- _Exercise data_
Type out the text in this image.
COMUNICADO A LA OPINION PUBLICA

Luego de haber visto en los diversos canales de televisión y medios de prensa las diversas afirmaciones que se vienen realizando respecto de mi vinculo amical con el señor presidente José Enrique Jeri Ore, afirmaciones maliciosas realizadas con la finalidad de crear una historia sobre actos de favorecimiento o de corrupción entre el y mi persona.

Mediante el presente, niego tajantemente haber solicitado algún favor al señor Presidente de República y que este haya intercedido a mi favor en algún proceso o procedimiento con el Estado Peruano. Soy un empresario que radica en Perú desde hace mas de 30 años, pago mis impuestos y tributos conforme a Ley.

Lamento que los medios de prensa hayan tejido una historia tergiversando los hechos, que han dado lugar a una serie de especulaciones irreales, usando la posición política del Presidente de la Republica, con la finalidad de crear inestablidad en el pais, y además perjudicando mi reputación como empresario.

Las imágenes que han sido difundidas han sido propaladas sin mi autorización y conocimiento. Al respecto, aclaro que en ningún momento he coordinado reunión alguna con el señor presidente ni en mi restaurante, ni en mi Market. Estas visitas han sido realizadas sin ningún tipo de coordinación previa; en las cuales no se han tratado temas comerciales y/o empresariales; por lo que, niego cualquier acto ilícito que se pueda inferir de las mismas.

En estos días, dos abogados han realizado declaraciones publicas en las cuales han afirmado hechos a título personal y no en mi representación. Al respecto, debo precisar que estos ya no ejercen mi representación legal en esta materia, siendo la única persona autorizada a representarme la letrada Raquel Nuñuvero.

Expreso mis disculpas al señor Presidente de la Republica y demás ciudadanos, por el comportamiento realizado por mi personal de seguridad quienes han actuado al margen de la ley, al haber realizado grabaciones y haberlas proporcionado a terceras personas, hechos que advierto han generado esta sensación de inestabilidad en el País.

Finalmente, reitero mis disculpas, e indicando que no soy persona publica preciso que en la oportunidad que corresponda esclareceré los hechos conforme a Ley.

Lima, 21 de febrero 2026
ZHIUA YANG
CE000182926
...
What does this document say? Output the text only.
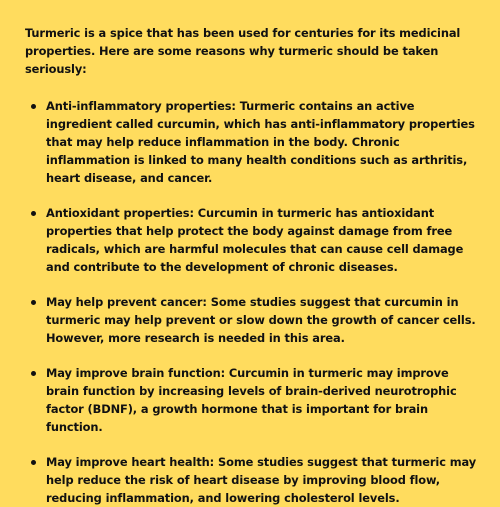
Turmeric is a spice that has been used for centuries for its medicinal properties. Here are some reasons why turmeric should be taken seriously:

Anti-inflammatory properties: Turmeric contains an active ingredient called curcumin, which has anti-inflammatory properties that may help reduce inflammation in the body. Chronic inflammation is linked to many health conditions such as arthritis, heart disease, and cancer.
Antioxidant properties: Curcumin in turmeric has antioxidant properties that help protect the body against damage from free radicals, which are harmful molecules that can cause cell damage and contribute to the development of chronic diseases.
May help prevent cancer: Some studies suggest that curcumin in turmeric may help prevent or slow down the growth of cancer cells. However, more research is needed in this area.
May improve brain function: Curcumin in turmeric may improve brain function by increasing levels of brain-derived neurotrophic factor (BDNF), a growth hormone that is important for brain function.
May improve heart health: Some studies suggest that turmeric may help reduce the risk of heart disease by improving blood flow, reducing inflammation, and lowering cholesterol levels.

- _Your instructions_
Search the data above for the word "growth" and show every line that has it.

- _Your response_
May help prevent cancer: Some studies suggest that curcumin in turmeric may help prevent or slow down the growth of cancer cells. However, more research is needed in this area.
May improve brain function: Curcumin in turmeric may improve brain function by increasing levels of brain-derived neurotrophic factor (BDNF), a growth hormone that is important for brain function.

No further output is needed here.